▸ Stated exercise 1: Copy the hedge fund marketing text word for word, from start to finish.

▸ Reading passage:
The goal of offering a webinar or other incentive is to get attendees acquainted with your organisation and to gather their contact information. While the webinar or other incentive should not be too salesy and must be focused on value, several days after a webinar are best for conversions. Offer another time-sensitive incentive to your recipients. A good example is a personal one-on-one consultation or portfolio review for people who meet your investment requirements (mention this offer several times in the follow up emails).

Being persistent

It takes a lot more than one ad for a prospect to sign up for an offer. As long as people don’t opt out keep sending informational emails as often as you can without being annoying. Offer a second webinar or email valuable investment insights regularly to enhance trust and further improve credibility in the eyes of your potential investors.

Utilise retargeting campaigns. Retargeting campaigns by Google and Facebook are a powerful tool. They allow business owners reach people who have visited their websites, but didn’t sign up for the offer. May be they were not ready at that time? May be they didn’t have enough time on the first visit? It makes sense to build a separate landing page for retargeting campaigns with the same offer but slightly different highlights.

The matter of trust

Although it’s a good idea to automate hedge fund marketing as much as possible, high profile clients prefer personalised service. Make sure there are experts available to professionally answer investors questions on the phone, online or via emails. To establish trust make your credentials and legal information easy to find and never stop working on your fund reputation. The more people can recommend you online or offline to their friends the better.

How to reach institutional investors and venture capitalists

Although strategies mentioned above will work for individuals with money, a different approach is required to get attention of the largest hedge fund clients. There is no better way to market to institutional investors than personal approach. Forget about mass-mailing and mass-advertising and invest into a thorough market research instead.

Start with a database

Search for organisations interested in hedge fund investments in your area (these could be pension funds, venture capitalists, insurance funds, funds of funds, nonprofits etc.).

Try to get recommended

Check if someone in your circle can introduce you to the fund managers. Despite the evolution of the communication methods, personal recommendations from people we trust are still the best advertising method.

▸ Exercise input:

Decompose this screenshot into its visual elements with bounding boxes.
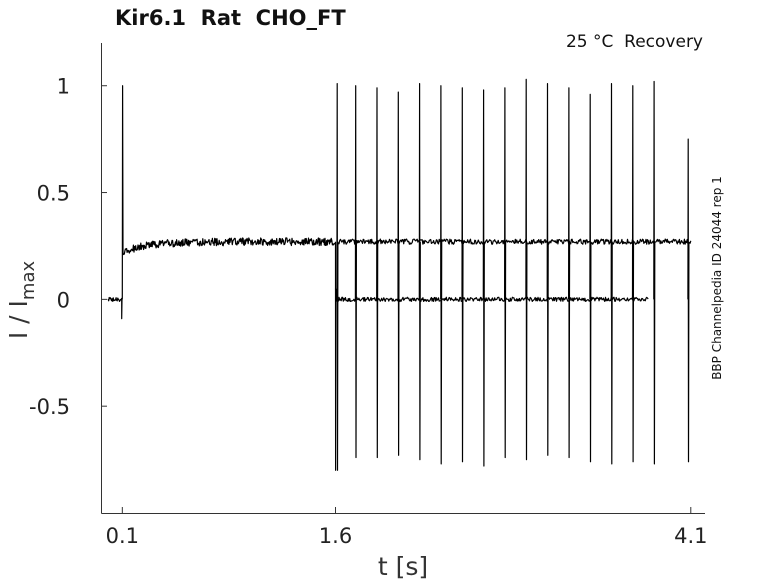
test-pulse-transient (397, 91, 400, 456)
trace-recovery-upper (336, 238, 692, 245)
x-tick-label: 1.6 (319, 524, 352, 548)
x-ticks: 0.1 1.6 4.1 (106, 507, 707, 548)
test-pulse-transient (653, 80, 656, 465)
y-axis-label-main: I / I (4, 300, 33, 339)
x-axis-label: t [s] (378, 552, 428, 581)
trace-baseline (107, 296, 123, 320)
test-pulse-transient (525, 78, 528, 461)
y-tick-label: 1 (57, 75, 70, 99)
channelpedia-id-label: BBP Channelpedia ID 24044 rep 1 (710, 176, 724, 380)
test-pulse-transient (461, 87, 464, 463)
trace-recovery-lower (334, 288, 649, 303)
y-axis-label: I / Imax (4, 261, 39, 340)
test-pulse-transient (482, 89, 485, 467)
chart-subtitle: 25 °C Recovery (566, 32, 703, 52)
y-axis-label-sub: max (18, 261, 39, 301)
test-pulse-transient (440, 85, 443, 465)
test-pulse-transient (610, 83, 613, 465)
test-pulse-transient (631, 85, 635, 463)
x-tick-label: 4.1 (674, 524, 707, 548)
traces (107, 78, 692, 471)
test-pulse-transient (568, 87, 571, 459)
test-pulse-transient (687, 138, 690, 463)
test-pulse-transient (336, 83, 339, 471)
y-tick-label: -0.5 (29, 395, 70, 419)
y-ticks: 1 0.5 0 -0.5 (29, 75, 107, 419)
trace-conditioning-pulse (121, 85, 336, 300)
y-tick-label: 0 (57, 288, 70, 312)
chart-title: Kir6.1 Rat CHO_FT (115, 6, 346, 30)
test-pulse-transient (589, 93, 592, 463)
y-tick-label: 0.5 (37, 182, 70, 206)
test-pulse-transient (546, 83, 549, 456)
test-pulse-transient (354, 85, 357, 459)
plot-area: 1 0.5 0 -0.5 0.1 1.6 4.1 (29, 43, 707, 548)
x-tick-label: 0.1 (106, 524, 139, 548)
test-pulse-transient (376, 87, 379, 459)
test-pulse-transient (504, 87, 507, 459)
test-pulse-transient (418, 83, 421, 461)
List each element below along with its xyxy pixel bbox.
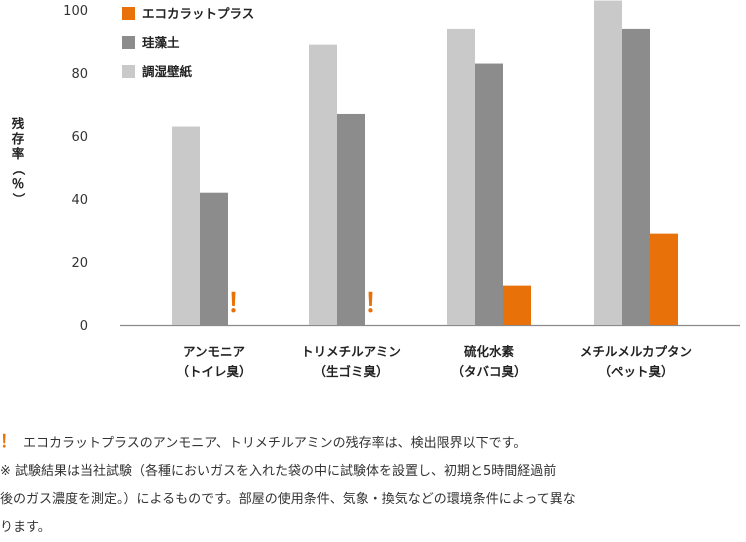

▸ Stated exercise 2: In the records, reproduce the lines beginning at the line containing "test-pulse-transient (397, 91, 400, 456)" and ending at the line containing "test-pulse-transient (504, 87, 507, 459)", with both of those lines included.

▸ Written answer 1:
The goal of offering a webinar or other incentive is to get attendees acquainted with your organisation and to gather their contact information. While the webinar or other incentive should not be too salesy and must be focused on value, several days after a webinar are best for conversions. Offer another time-sensitive incentive to your recipients. A good example is a personal one-on-one consultation or portfolio review for people who meet your investment requirements (mention this offer several times in the follow up emails).

Being persistent

It takes a lot more than one ad for a prospect to sign up for an offer. As long as people don’t opt out keep sending informational emails as often as you can without being annoying. Offer a second webinar or email valuable investment insights regularly to enhance trust and further improve credibility in the eyes of your potential investors.

Utilise retargeting campaigns. Retargeting campaigns by Google and Facebook are a powerful tool. They allow business owners reach people who have visited their websites, but didn’t sign up for the offer. May be they were not ready at that time? May be they didn’t have enough time on the first visit? It makes sense to build a separate landing page for retargeting campaigns with the same offer but slightly different highlights.

The matter of trust

Although it’s a good idea to automate hedge fund marketing as much as possible, high profile clients prefer personalised service. Make sure there are experts available to professionally answer investors questions on the phone, online or via emails. To establish trust make your credentials and legal information easy to find and never stop working on your fund reputation. The more people can recommend you online or offline to their friends the better.

How to reach institutional investors and venture capitalists

Although strategies mentioned above will work for individuals with money, a different approach is required to get attention of the largest hedge fund clients. There is no better way to market to institutional investors than personal approach. Forget about mass-mailing and mass-advertising and invest into a thorough market research instead.

Start with a database

Search for organisations interested in hedge fund investments in your area (these could be pension funds, venture capitalists, insurance funds, funds of funds, nonprofits etc.).

Try to get recommended

Check if someone in your circle can introduce you to the fund managers. Despite the evolution of the communication methods, personal recommendations from people we trust are still the best advertising method.

▸ Written answer 2:
test-pulse-transient (397, 91, 400, 456)
trace-recovery-upper (336, 238, 692, 245)
x-tick-label: 1.6 (319, 524, 352, 548)
x-ticks: 0.1 1.6 4.1 (106, 507, 707, 548)
test-pulse-transient (653, 80, 656, 465)
y-axis-label-main: I / I (4, 300, 33, 339)
x-axis-label: t [s] (378, 552, 428, 581)
trace-baseline (107, 296, 123, 320)
test-pulse-transient (525, 78, 528, 461)
y-tick-label: 1 (57, 75, 70, 99)
channelpedia-id-label: BBP Channelpedia ID 24044 rep 1 (710, 176, 724, 380)
test-pulse-transient (461, 87, 464, 463)
trace-recovery-lower (334, 288, 649, 303)
y-axis-label: I / Imax (4, 261, 39, 340)
test-pulse-transient (482, 89, 485, 467)
chart-subtitle: 25 °C Recovery (566, 32, 703, 52)
y-axis-label-sub: max (18, 261, 39, 301)
test-pulse-transient (440, 85, 443, 465)
test-pulse-transient (610, 83, 613, 465)
test-pulse-transient (631, 85, 635, 463)
x-tick-label: 4.1 (674, 524, 707, 548)
traces (107, 78, 692, 471)
test-pulse-transient (568, 87, 571, 459)
test-pulse-transient (687, 138, 690, 463)
test-pulse-transient (336, 83, 339, 471)
y-tick-label: -0.5 (29, 395, 70, 419)
y-ticks: 1 0.5 0 -0.5 (29, 75, 107, 419)
trace-conditioning-pulse (121, 85, 336, 300)
y-tick-label: 0 (57, 288, 70, 312)
chart-title: Kir6.1 Rat CHO_FT (115, 6, 346, 30)
test-pulse-transient (589, 93, 592, 463)
y-tick-label: 0.5 (37, 182, 70, 206)
test-pulse-transient (546, 83, 549, 456)
test-pulse-transient (354, 85, 357, 459)
plot-area: 1 0.5 0 -0.5 0.1 1.6 4.1 (29, 43, 707, 548)
x-tick-label: 0.1 (106, 524, 139, 548)
test-pulse-transient (376, 87, 379, 459)
test-pulse-transient (504, 87, 507, 459)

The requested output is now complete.